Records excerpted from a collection
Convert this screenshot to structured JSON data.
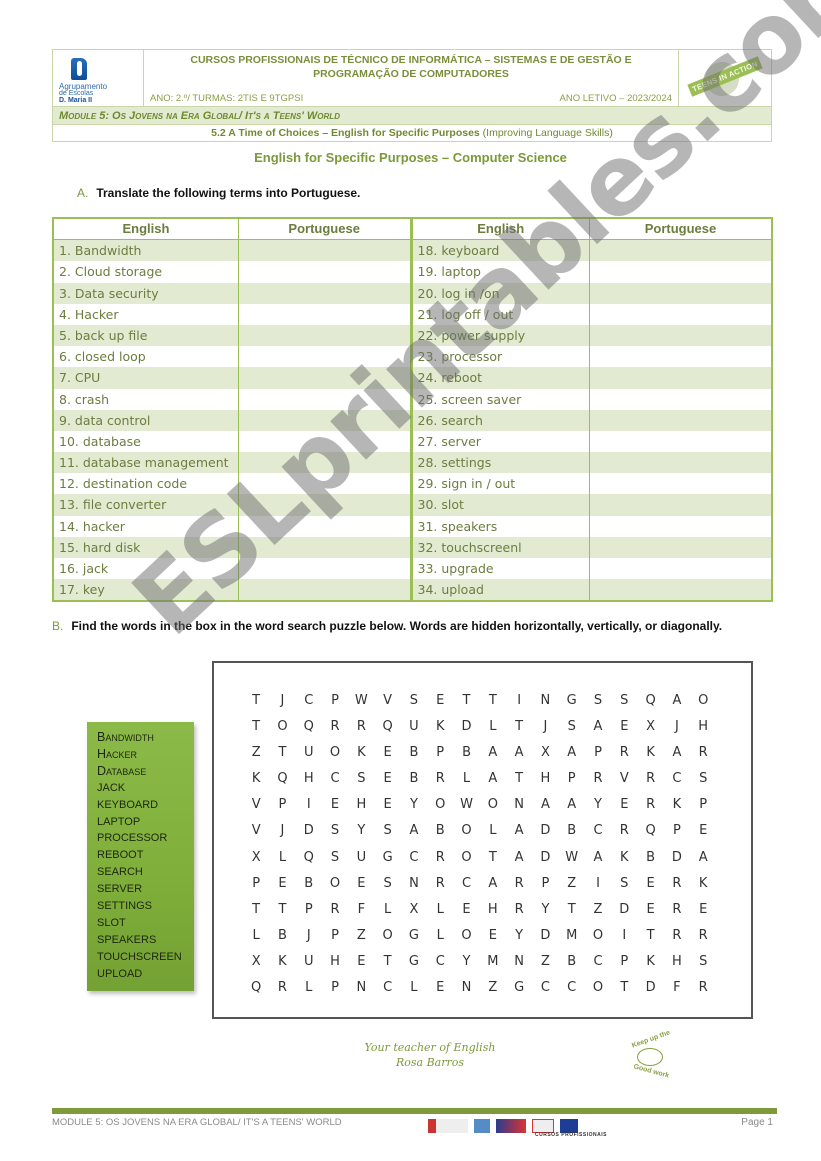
{
  "header": {
    "school_logo": {
      "line1": "Agrupamento",
      "line2": "de Escolas",
      "line3": "D. Maria II"
    },
    "course_title": "CURSOS PROFISSIONAIS DE TÉCNICO DE INFORMÁTICA – SISTEMAS E DE GESTÃO E PROGRAMAÇÃO DE COMPUTADORES",
    "year_classes": "ANO: 2.º/ TURMAS: 2TIS E 9TGPSI",
    "school_year": "ANO LETIVO – 2023/2024",
    "badge_text": "TEENS IN ACTION",
    "module": "Module 5: Os Jovens na Era Global/ It's a Teens' World",
    "subtitle_bold": "5.2 A Time of Choices – English for Specific Purposes",
    "subtitle_rest": " (Improving Language Skills)"
  },
  "doc_title": "English for Specific Purposes – Computer Science",
  "section_a": {
    "letter": "A.",
    "instruction": "Translate the following terms into Portuguese.",
    "columns": [
      "English",
      "Portuguese",
      "English",
      "Portuguese"
    ],
    "left_terms": [
      "1. Bandwidth",
      "2. Cloud storage",
      "3. Data security",
      "4. Hacker",
      "5. back up file",
      "6. closed loop",
      "7. CPU",
      "8. crash",
      "9. data control",
      "10. database",
      "11. database management",
      "12. destination code",
      "13. file converter",
      "14. hacker",
      "15. hard disk",
      "16. jack",
      "17. key"
    ],
    "right_terms": [
      "18. keyboard",
      "19. laptop",
      "20. log in /on",
      "21. log off / out",
      "22. power supply",
      "23. processor",
      "24. reboot",
      "25. screen saver",
      "26. search",
      "27. server",
      "28. settings",
      "29. sign in / out",
      "30. slot",
      "31. speakers",
      "32. touchscreenl",
      "33. upgrade",
      "34. upload"
    ]
  },
  "section_b": {
    "letter": "B.",
    "instruction": "Find the words in the box in the word search puzzle below. Words are hidden horizontally, vertically, or diagonally.",
    "word_list": [
      "Bandwidth",
      "Hacker",
      "Database",
      "JACK",
      "KEYBOARD",
      "LAPTOP",
      "PROCESSOR",
      "REBOOT",
      "SEARCH",
      "SERVER",
      "SETTINGS",
      "SLOT",
      "SPEAKERS",
      "TOUCHSCREEN",
      "UPLOAD"
    ],
    "grid": [
      "TJCPWVSETTINGSSQAO",
      "TOQRRQUKDLTJSAEXJH",
      "ZTUOKEBPBAAXAPRKAR",
      "KQHCSEBRLATHPRVRCS",
      "VPIEHEYOWONAAYERKP",
      "VJDSYSABOLADBCRQPE",
      "XLQSUGCROTADWAKBDA",
      "PEBOESNRCARPZISERK",
      "TTPRFLXLEHRYTZDERE",
      "LBJPZOGLOEYDMOITRR",
      "XKUHETGCYMNZBCPKHS",
      "QRLPNCLENZGCCOTDFR"
    ]
  },
  "signature": {
    "line1": "Your teacher of English",
    "line2": "Rosa Barros"
  },
  "stamp": {
    "top": "Keep up the",
    "bottom": "Good work"
  },
  "footer": {
    "module_text": "MODULE 5: OS JOVENS NA ERA GLOBAL/ IT'S A TEENS' WORLD",
    "page": "Page 1",
    "logos_caption": "CURSOS PROFISSIONAIS"
  },
  "watermark": "ESLprintables.com",
  "colors": {
    "accent_green": "#7b9a3a",
    "table_border": "#9cbf55",
    "row_stripe": "#e3ead2",
    "wordbox_green": "#7fae3a"
  }
}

PROBLEM TO SOLVE >> Transcribe every record above exactly, leaving out the pictures.

FULL SOLUTION >>
Convert this screenshot to structured JSON data.
{
  "header": {
    "school_logo": {
      "line1": "Agrupamento",
      "line2": "de Escolas",
      "line3": "D. Maria II"
    },
    "course_title": "CURSOS PROFISSIONAIS DE TÉCNICO DE INFORMÁTICA – SISTEMAS E DE GESTÃO E PROGRAMAÇÃO DE COMPUTADORES",
    "year_classes": "ANO: 2.º/ TURMAS: 2TIS E 9TGPSI",
    "school_year": "ANO LETIVO – 2023/2024",
    "badge_text": "TEENS IN ACTION",
    "module": "Module 5: Os Jovens na Era Global/ It's a Teens' World",
    "subtitle_bold": "5.2 A Time of Choices – English for Specific Purposes",
    "subtitle_rest": " (Improving Language Skills)"
  },
  "doc_title": "English for Specific Purposes – Computer Science",
  "section_a": {
    "letter": "A.",
    "instruction": "Translate the following terms into Portuguese.",
    "columns": [
      "English",
      "Portuguese",
      "English",
      "Portuguese"
    ],
    "left_terms": [
      "1. Bandwidth",
      "2. Cloud storage",
      "3. Data security",
      "4. Hacker",
      "5. back up file",
      "6. closed loop",
      "7. CPU",
      "8. crash",
      "9. data control",
      "10. database",
      "11. database management",
      "12. destination code",
      "13. file converter",
      "14. hacker",
      "15. hard disk",
      "16. jack",
      "17. key"
    ],
    "right_terms": [
      "18. keyboard",
      "19. laptop",
      "20. log in /on",
      "21. log off / out",
      "22. power supply",
      "23. processor",
      "24. reboot",
      "25. screen saver",
      "26. search",
      "27. server",
      "28. settings",
      "29. sign in / out",
      "30. slot",
      "31. speakers",
      "32. touchscreenl",
      "33. upgrade",
      "34. upload"
    ]
  },
  "section_b": {
    "letter": "B.",
    "instruction": "Find the words in the box in the word search puzzle below. Words are hidden horizontally, vertically, or diagonally.",
    "word_list": [
      "Bandwidth",
      "Hacker",
      "Database",
      "JACK",
      "KEYBOARD",
      "LAPTOP",
      "PROCESSOR",
      "REBOOT",
      "SEARCH",
      "SERVER",
      "SETTINGS",
      "SLOT",
      "SPEAKERS",
      "TOUCHSCREEN",
      "UPLOAD"
    ],
    "grid": [
      "TJCPWVSETTINGSSQAO",
      "TOQRRQUKDLTJSAEXJH",
      "ZTUOKEBPBAAXAPRKAR",
      "KQHCSEBRLATHPRVRCS",
      "VPIEHEYOWONAAYERKP",
      "VJDSYSABOLADBCRQPE",
      "XLQSUGCROTADWAKBDA",
      "PEBOESNRCARPZISERK",
      "TTPRFLXLEHRYTZDERE",
      "LBJPZOGLOEYDMOITRR",
      "XKUHETGCYMNZBCPKHS",
      "QRLPNCLENZGCCOTDFR"
    ]
  },
  "signature": {
    "line1": "Your teacher of English",
    "line2": "Rosa Barros"
  },
  "stamp": {
    "top": "Keep up the",
    "bottom": "Good work"
  },
  "footer": {
    "module_text": "MODULE 5: OS JOVENS NA ERA GLOBAL/ IT'S A TEENS' WORLD",
    "page": "Page 1",
    "logos_caption": "CURSOS PROFISSIONAIS"
  },
  "watermark": "ESLprintables.com",
  "colors": {
    "accent_green": "#7b9a3a",
    "table_border": "#9cbf55",
    "row_stripe": "#e3ead2",
    "wordbox_green": "#7fae3a"
  }
}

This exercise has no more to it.